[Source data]
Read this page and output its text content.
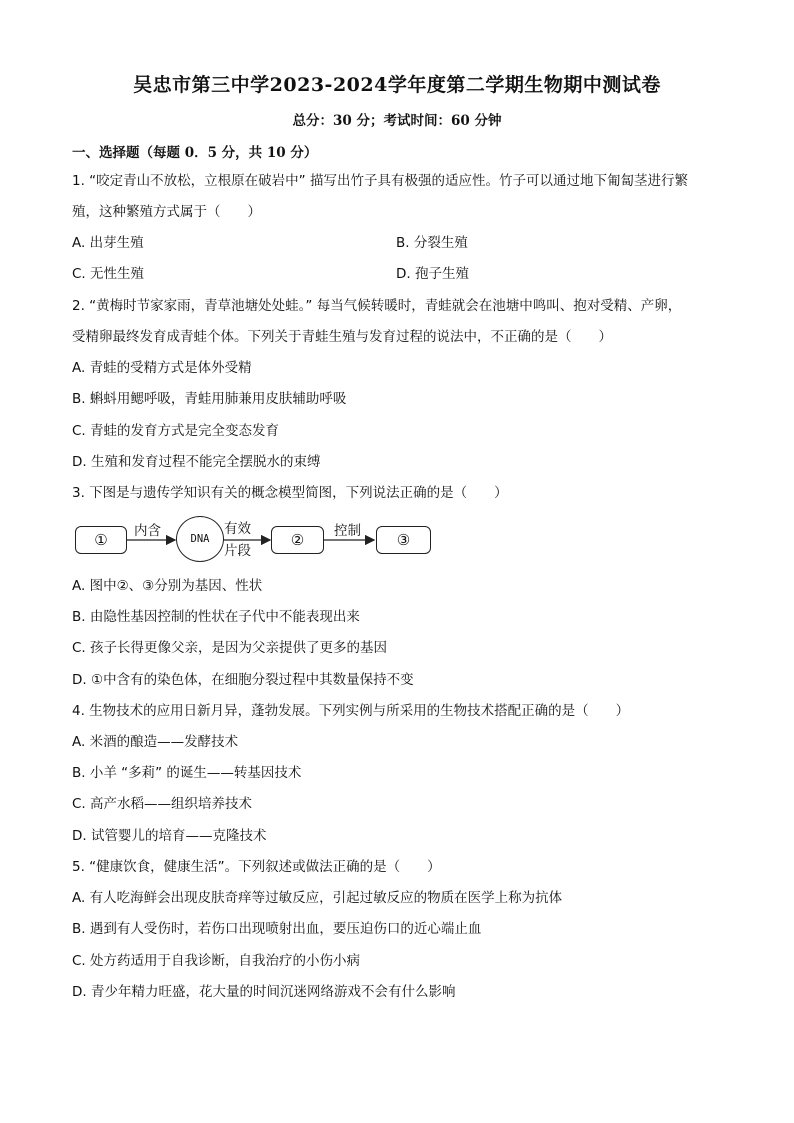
吴忠市第三中学2023-2024学年度第二学期生物期中测试卷
总分：30 分；考试时间：60 分钟
一、选择题（每题 0．5 分，共 10 分）
1. “咬定青山不放松，立根原在破岩中” 描写出竹子具有极强的适应性。竹子可以通过地下匍匐茎进行繁
殖，这种繁殖方式属于（　　）
A. 出芽生殖	B. 分裂生殖
C. 无性生殖	D. 孢子生殖
2. “黄梅时节家家雨，青草池塘处处蛙。” 每当气候转暖时，青蛙就会在池塘中鸣叫、抱对受精、产卵，
受精卵最终发育成青蛙个体。下列关于青蛙生殖与发育过程的说法中，不正确的是（　　）
A. 青蛙的受精方式是体外受精
B. 蝌蚪用鳃呼吸，青蛙用肺兼用皮肤辅助呼吸
C. 青蛙的发育方式是完全变态发育
D. 生殖和发育过程不能完全摆脱水的束缚
3. 下图是与遗传学知识有关的概念模型简图，下列说法正确的是（　　）
①	内含	DNA
有效
片段
②	控制	③
A. 图中②、③分别为基因、性状
B. 由隐性基因控制的性状在子代中不能表现出来
C. 孩子长得更像父亲，是因为父亲提供了更多的基因
D. ①中含有的染色体，在细胞分裂过程中其数量保持不变
4. 生物技术的应用日新月异，蓬勃发展。下列实例与所采用的生物技术搭配正确的是（　　）
A. 米酒的酿造——发酵技术
B. 小羊 “多莉” 的诞生——转基因技术
C. 高产水稻——组织培养技术
D. 试管婴儿的培育——克隆技术
5. “健康饮食，健康生活”。下列叙述或做法正确的是（　　）
A. 有人吃海鲜会出现皮肤奇痒等过敏反应，引起过敏反应的物质在医学上称为抗体
B. 遇到有人受伤时，若伤口出现喷射出血，要压迫伤口的近心端止血
C. 处方药适用于自我诊断，自我治疗的小伤小病
D. 青少年精力旺盛，花大量的时间沉迷网络游戏不会有什么影响
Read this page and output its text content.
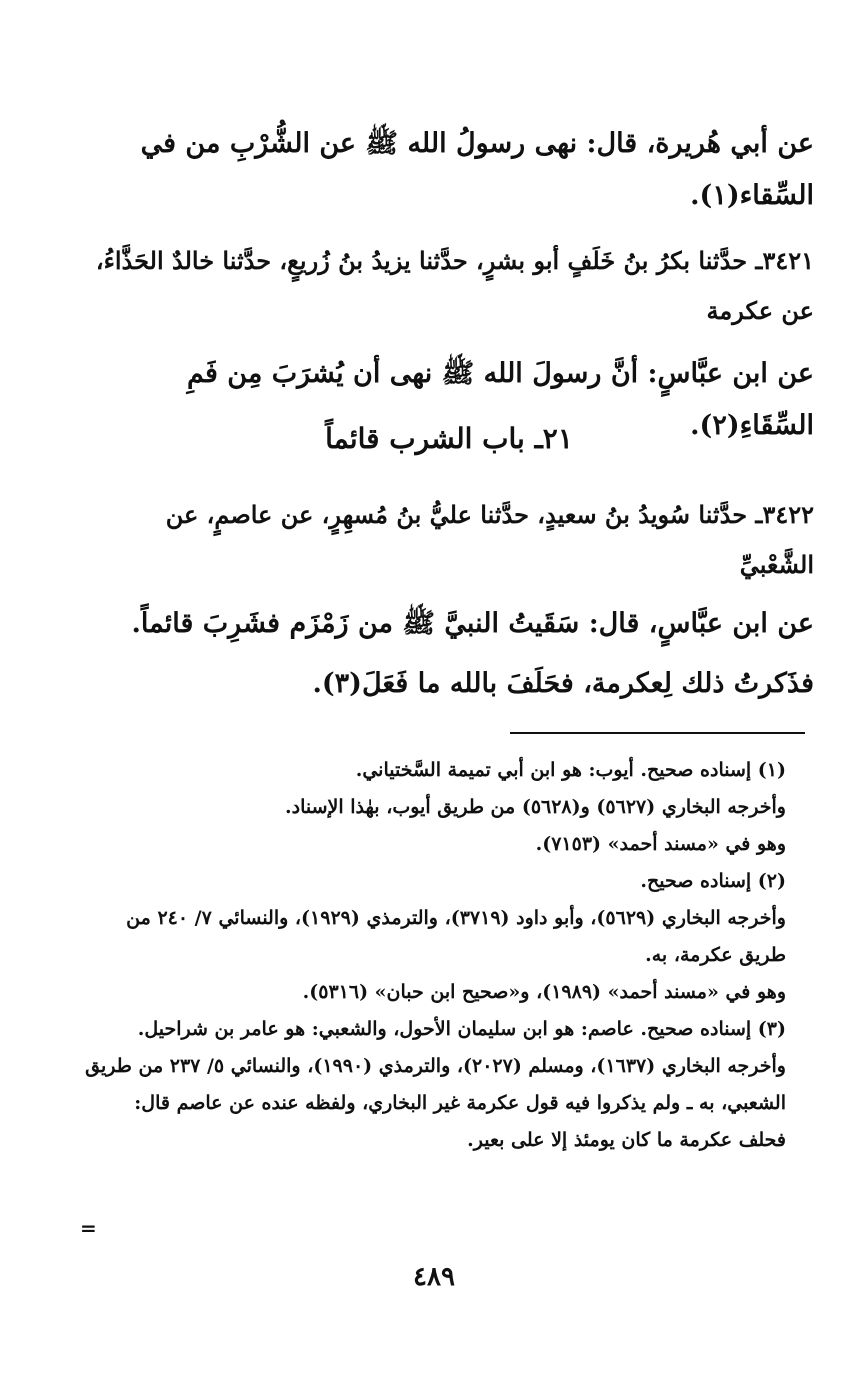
عن أبي هُريرة، قال: نهى رسولُ الله ﷺ عن الشُّرْبِ من في السِّقاء(١).

٣٤٢١ـ حدَّثنا بكرُ بنُ خَلَفٍ أبو بشرٍ، حدَّثنا يزيدُ بنُ زُريعٍ، حدَّثنا خالدٌ الحَذَّاءُ، عن عكرمة

عن ابن عبَّاسٍ: أنَّ رسولَ الله ﷺ نهى أن يُشرَبَ مِن فَمِ السِّقَاءِ(٢).

٢١ـ باب الشرب قائماً

٣٤٢٢ـ حدَّثنا سُويدُ بنُ سعيدٍ، حدَّثنا عليُّ بنُ مُسهِرٍ، عن عاصمٍ، عن الشَّعْبيِّ

عن ابن عبَّاسٍ، قال: سَقَيتُ النبيَّ ﷺ من زَمْزَم فشَرِبَ قائماً.

فذَكرتُ ذلك لِعكرمة، فحَلَفَ بالله ما فَعَلَ(٣).

(١) إسناده صحيح. أيوب: هو ابن أبي تميمة السَّختياني.
وأخرجه البخاري (٥٦٢٧) و(٥٦٢٨) من طريق أيوب، بهٰذا الإسناد.
وهو في «مسند أحمد» (٧١٥٣).
(٢) إسناده صحيح.
وأخرجه البخاري (٥٦٢٩)، وأبو داود (٣٧١٩)، والترمذي (١٩٢٩)، والنسائي ٧/ ٢٤٠ من طريق عكرمة، به.
وهو في «مسند أحمد» (١٩٨٩)، و«صحيح ابن حبان» (٥٣١٦).
(٣) إسناده صحيح. عاصم: هو ابن سليمان الأحول، والشعبي: هو عامر بن شراحيل.
وأخرجه البخاري (١٦٣٧)، ومسلم (٢٠٢٧)، والترمذي (١٩٩٠)، والنسائي ٥/ ٢٣٧ من طريق الشعبي، به ـ ولم يذكروا فيه قول عكرمة غير البخاري، ولفظه عنده عن عاصم قال: فحلف عكرمة ما كان يومئذ إلا على بعير.
=
٤٨٩
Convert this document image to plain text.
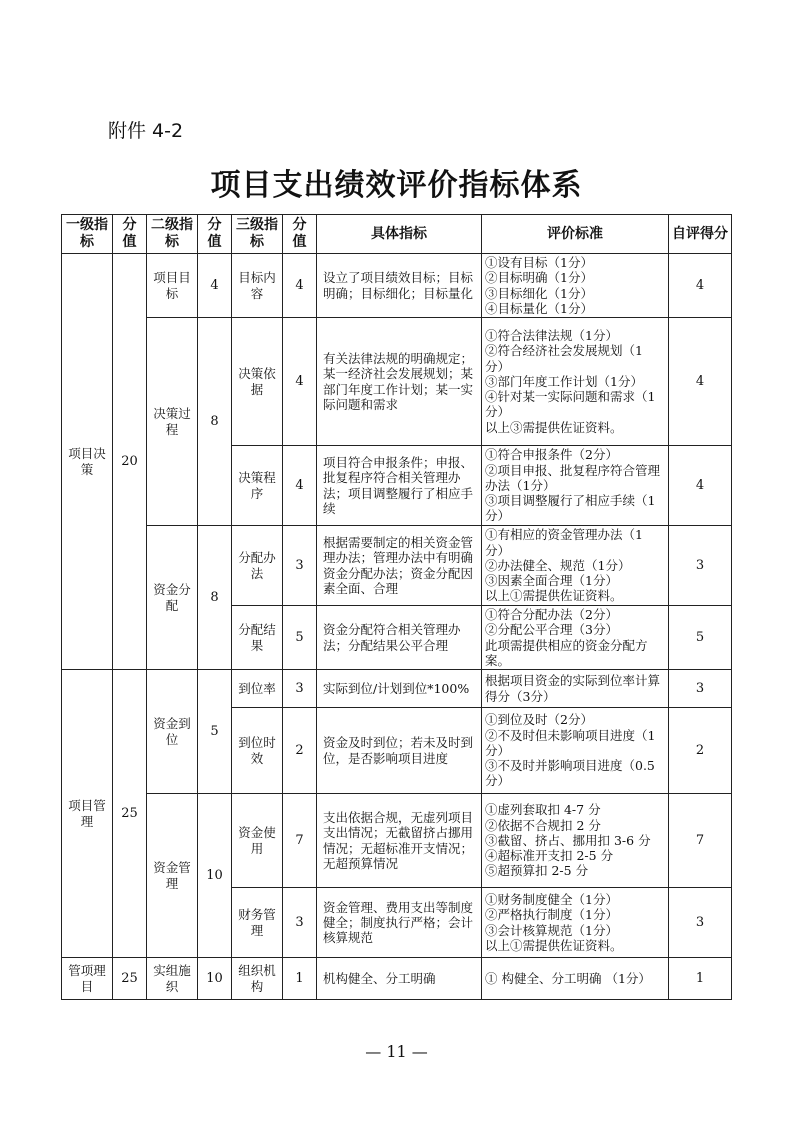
附件 4-2
项目支出绩效评价指标体系
一级指标	分值	二级指标	分值	三级指标	分值	具体指标	评价标准	自评得分
项目决策	20	项目目标	4	目标内容	4	设立了项目绩效目标；目标明确；目标细化；目标量化	①设有目标（1分）
②目标明确（1分）
③目标细化（1分）
④目标量化（1分）	4
		决策过程	8	决策依据	4	有关法律法规的明确规定；某一经济社会发展规划；某部门年度工作计划；某一实际问题和需求	①符合法律法规（1分）
②符合经济社会发展规划（1分）
③部门年度工作计划（1分）
④针对某一实际问题和需求（1分）
以上③需提供佐证资料。	4
				决策程序	4	项目符合申报条件；申报、批复程序符合相关管理办法；项目调整履行了相应手续	①符合申报条件（2分）
②项目申报、批复程序符合管理办法（1分）
③项目调整履行了相应手续（1分）	4
		资金分配	8	分配办法	3	根据需要制定的相关资金管理办法；管理办法中有明确资金分配办法；资金分配因素全面、合理	①有相应的资金管理办法（1分）
②办法健全、规范（1分）
③因素全面合理（1分）
以上①需提供佐证资料。	3
				分配结果	5	资金分配符合相关管理办法；分配结果公平合理	①符合分配办法（2分）
②分配公平合理（3分）
此项需提供相应的资金分配方案。	5
项目管理	25	资金到位	5	到位率	3	实际到位/计划到位*100%	根据项目资金的实际到位率计算得分（3分）	3
				到位时效	2	资金及时到位；若未及时到位，是否影响项目进度	①到位及时（2分）
②不及时但未影响项目进度（1分）
③不及时并影响项目进度（0.5分）	2
		资金管理	10	资金使用	7	支出依据合规，无虚列项目支出情况；无截留挤占挪用情况；无超标准开支情况；无超预算情况	①虚列套取扣 4-7 分
②依据不合规扣 2 分
③截留、挤占、挪用扣 3-6 分
④超标准开支扣 2-5 分
⑤超预算扣 2-5 分	7
				财务管理	3	资金管理、费用支出等制度健全；制度执行严格；会计核算规范	①财务制度健全（1分）
②严格执行制度（1分）
③会计核算规范（1分）
以上①需提供佐证资料。	3
管项理目	25	实组施织	10	组织机构	1	机构健全、分工明确	① 构健全、分工明确 （1分）	1
— 11 —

• GOAL: Every entry must be written out exactly, with all pictures left out.

• RESPONSE FOR THIS EXERCISE:
Read this page and output its text content.
吴忠市第三中学2023-2024学年度第二学期生物期中测试卷
总分：30 分；考试时间：60 分钟
一、选择题（每题 0．5 分，共 10 分）
1. “咬定青山不放松，立根原在破岩中” 描写出竹子具有极强的适应性。竹子可以通过地下匍匐茎进行繁
殖，这种繁殖方式属于（　　）
A. 出芽生殖	B. 分裂生殖
C. 无性生殖	D. 孢子生殖
2. “黄梅时节家家雨，青草池塘处处蛙。” 每当气候转暖时，青蛙就会在池塘中鸣叫、抱对受精、产卵，
受精卵最终发育成青蛙个体。下列关于青蛙生殖与发育过程的说法中，不正确的是（　　）
A. 青蛙的受精方式是体外受精
B. 蝌蚪用鳃呼吸，青蛙用肺兼用皮肤辅助呼吸
C. 青蛙的发育方式是完全变态发育
D. 生殖和发育过程不能完全摆脱水的束缚
3. 下图是与遗传学知识有关的概念模型简图，下列说法正确的是（　　）
①	内含	DNA
有效
片段
②	控制	③
A. 图中②、③分别为基因、性状
B. 由隐性基因控制的性状在子代中不能表现出来
C. 孩子长得更像父亲，是因为父亲提供了更多的基因
D. ①中含有的染色体，在细胞分裂过程中其数量保持不变
4. 生物技术的应用日新月异，蓬勃发展。下列实例与所采用的生物技术搭配正确的是（　　）
A. 米酒的酿造——发酵技术
B. 小羊 “多莉” 的诞生——转基因技术
C. 高产水稻——组织培养技术
D. 试管婴儿的培育——克隆技术
5. “健康饮食，健康生活”。下列叙述或做法正确的是（　　）
A. 有人吃海鲜会出现皮肤奇痒等过敏反应，引起过敏反应的物质在医学上称为抗体
B. 遇到有人受伤时，若伤口出现喷射出血，要压迫伤口的近心端止血
C. 处方药适用于自我诊断，自我治疗的小伤小病
D. 青少年精力旺盛，花大量的时间沉迷网络游戏不会有什么影响
Read this page and output its text content.
عن أبي هُريرة، قال: نهى رسولُ الله ﷺ عن الشُّرْبِ من في السِّقاء(١).

٣٤٢١ـ حدَّثنا بكرُ بنُ خَلَفٍ أبو بشرٍ، حدَّثنا يزيدُ بنُ زُريعٍ، حدَّثنا خالدٌ الحَذَّاءُ، عن عكرمة

عن ابن عبَّاسٍ: أنَّ رسولَ الله ﷺ نهى أن يُشرَبَ مِن فَمِ السِّقَاءِ(٢).

٢١ـ باب الشرب قائماً

٣٤٢٢ـ حدَّثنا سُويدُ بنُ سعيدٍ، حدَّثنا عليُّ بنُ مُسهِرٍ، عن عاصمٍ، عن الشَّعْبيِّ

عن ابن عبَّاسٍ، قال: سَقَيتُ النبيَّ ﷺ من زَمْزَم فشَرِبَ قائماً.

فذَكرتُ ذلك لِعكرمة، فحَلَفَ بالله ما فَعَلَ(٣).

(١) إسناده صحيح. أيوب: هو ابن أبي تميمة السَّختياني.
وأخرجه البخاري (٥٦٢٧) و(٥٦٢٨) من طريق أيوب، بهٰذا الإسناد.
وهو في «مسند أحمد» (٧١٥٣).
(٢) إسناده صحيح.
وأخرجه البخاري (٥٦٢٩)، وأبو داود (٣٧١٩)، والترمذي (١٩٢٩)، والنسائي ٧/ ٢٤٠ من طريق عكرمة، به.
وهو في «مسند أحمد» (١٩٨٩)، و«صحيح ابن حبان» (٥٣١٦).
(٣) إسناده صحيح. عاصم: هو ابن سليمان الأحول، والشعبي: هو عامر بن شراحيل.
وأخرجه البخاري (١٦٣٧)، ومسلم (٢٠٢٧)، والترمذي (١٩٩٠)، والنسائي ٥/ ٢٣٧ من طريق الشعبي، به ـ ولم يذكروا فيه قول عكرمة غير البخاري، ولفظه عنده عن عاصم قال: فحلف عكرمة ما كان يومئذ إلا على بعير.
=
٤٨٩
Convert this document image to plain text.
附件 4-2
项目支出绩效评价指标体系
一级指标	分值	二级指标	分值	三级指标	分值	具体指标	评价标准	自评得分
项目决策	20	项目目标	4	目标内容	4	设立了项目绩效目标；目标明确；目标细化；目标量化	①设有目标（1分）
②目标明确（1分）
③目标细化（1分）
④目标量化（1分）	4
		决策过程	8	决策依据	4	有关法律法规的明确规定；某一经济社会发展规划；某部门年度工作计划；某一实际问题和需求	①符合法律法规（1分）
②符合经济社会发展规划（1分）
③部门年度工作计划（1分）
④针对某一实际问题和需求（1分）
以上③需提供佐证资料。	4
				决策程序	4	项目符合申报条件；申报、批复程序符合相关管理办法；项目调整履行了相应手续	①符合申报条件（2分）
②项目申报、批复程序符合管理办法（1分）
③项目调整履行了相应手续（1分）	4
		资金分配	8	分配办法	3	根据需要制定的相关资金管理办法；管理办法中有明确资金分配办法；资金分配因素全面、合理	①有相应的资金管理办法（1分）
②办法健全、规范（1分）
③因素全面合理（1分）
以上①需提供佐证资料。	3
				分配结果	5	资金分配符合相关管理办法；分配结果公平合理	①符合分配办法（2分）
②分配公平合理（3分）
此项需提供相应的资金分配方案。	5
项目管理	25	资金到位	5	到位率	3	实际到位/计划到位*100%	根据项目资金的实际到位率计算得分（3分）	3
				到位时效	2	资金及时到位；若未及时到位，是否影响项目进度	①到位及时（2分）
②不及时但未影响项目进度（1分）
③不及时并影响项目进度（0.5分）	2
		资金管理	10	资金使用	7	支出依据合规，无虚列项目支出情况；无截留挤占挪用情况；无超标准开支情况；无超预算情况	①虚列套取扣 4-7 分
②依据不合规扣 2 分
③截留、挤占、挪用扣 3-6 分
④超标准开支扣 2-5 分
⑤超预算扣 2-5 分	7
				财务管理	3	资金管理、费用支出等制度健全；制度执行严格；会计核算规范	①财务制度健全（1分）
②严格执行制度（1分）
③会计核算规范（1分）
以上①需提供佐证资料。	3
管项理目	25	实组施织	10	组织机构	1	机构健全、分工明确	① 构健全、分工明确 （1分）	1
— 11 —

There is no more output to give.